Text segment:
☆ ☆ ☆
Findings favoring early treatment were generally robust.
Results favoring later treatment may not be valid. The findings may not be generalizable to women.
This simulation suggests that earlier initiation of combination antiretroviral therapy is often favored compared with current recommendations.
The optimal timing for initiating HIV treatment has long been controversial. Soon after combination anti- retroviral therapies became available, the prevailing treatment ethos was “hit early, hit hard,” and patients often began receiving therapy immediately after HIV infection was diagnosed (1). However, as it became clear that toxicity and side effects from combination antiretroviral therapy were substantial (2–5) and that early treatment may hasten genotypic resistance (6–8), treatment guidelines increasingly have favored postponing therapy initiation (9, 10). Yet postponing therapy has its own disadvantages because it exposes HIV-infected patients to a greater risk for AIDS than is otherwise necessary (9–15) and may impair immune reconstitution (16). Guidelines once again may be in flux, trending toward earlier treatment initiation (17).
The controversy about when to initiate HIV treatment has persisted because it has been difficult to systematically and quantitatively weigh the benefits and harms of earlier treatment (17). Furthermore, because benefits and harms may be delayed (for example, the accrual of genotypic resistance) (8), they must be estimated over time horizons that exceed usual follow-up periods for clinical trials. Mathematical models offer the possibility of quantitatively weighing harms and benefits over long time horizons, and therefore have theoretical promise for informing this question. However, published mathematical models addressing this question have not considered toxicity, side effects, and accrual of resistance mutations, the primary risks of earlier treatment initiation (18–21). Furthermore, they have not considered how the balance of risks to benefits may vary with advancing age because of changes in antiretroviral toxicity or immune reconstitution. For these reasons, we have incorporated toxicity and side effects of combination antiretroviral therapy into our previously validated HIV computer simulation, which considers resistance mutations and their likelihood of causing premature antiretroviral failure (22–24). We then used the simulation to evaluate how these tradeoffs influence the optimal time to initiate therapy.
☆ ☆ ☆
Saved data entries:
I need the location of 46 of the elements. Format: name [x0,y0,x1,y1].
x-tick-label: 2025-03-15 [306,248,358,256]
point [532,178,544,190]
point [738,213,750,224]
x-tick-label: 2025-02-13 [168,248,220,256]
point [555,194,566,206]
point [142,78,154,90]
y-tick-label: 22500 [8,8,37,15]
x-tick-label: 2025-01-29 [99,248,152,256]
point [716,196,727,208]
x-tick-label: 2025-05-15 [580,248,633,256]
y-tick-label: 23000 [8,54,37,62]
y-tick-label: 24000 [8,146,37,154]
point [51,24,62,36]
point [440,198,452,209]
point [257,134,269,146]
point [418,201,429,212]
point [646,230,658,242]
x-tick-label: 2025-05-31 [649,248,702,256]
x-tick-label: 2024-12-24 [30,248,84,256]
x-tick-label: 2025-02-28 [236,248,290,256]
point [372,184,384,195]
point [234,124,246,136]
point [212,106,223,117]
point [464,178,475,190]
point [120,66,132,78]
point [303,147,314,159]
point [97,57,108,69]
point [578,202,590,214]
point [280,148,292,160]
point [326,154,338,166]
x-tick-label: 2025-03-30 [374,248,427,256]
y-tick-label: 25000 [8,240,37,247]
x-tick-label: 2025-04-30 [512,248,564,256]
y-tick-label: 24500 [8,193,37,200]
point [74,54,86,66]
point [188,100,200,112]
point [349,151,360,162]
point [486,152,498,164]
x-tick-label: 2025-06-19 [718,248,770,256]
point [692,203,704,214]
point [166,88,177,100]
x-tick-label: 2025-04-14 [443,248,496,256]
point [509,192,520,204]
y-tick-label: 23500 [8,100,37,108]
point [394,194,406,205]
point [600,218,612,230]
☆ ☆ ☆
Action item A: Decide whether each statement agrees with the passage on HIV treatment timing, answering yes or no and quoting the words that settle it: (i) published mathematical models on this question have accounted for antiretroviral toxicity and side effects; (ii) early treatment may speed up genotypic resistance; (iii) the findings are presented as applying to women.
Action item B: Reproduce the portion of the passage on HIV treatment timing starting at "Findings favoring early" and ending at "with current recommendations.".
Action item C: According to the passage on HIV treatment timing, what was the prevailing treatment ethos soon after combination antiretroviral therapies became available?

Exercise response A:
(i) No: "published mathematical models addressing this question have not considered toxicity, side effects, and accrual of resistance mutations"
(ii) Yes: "early treatment may hasten genotypic resistance"
(iii) No: "The findings may not be generalizable to women."

Exercise response B:
Findings favoring early treatment were generally robust.
Results favoring later treatment may not be valid. The findings may not be generalizable to women.
This simulation suggests that earlier initiation of combination antiretroviral therapy is often favored compared with current recommendations.

Exercise response C: The prevailing ethos was "hit early, hit hard."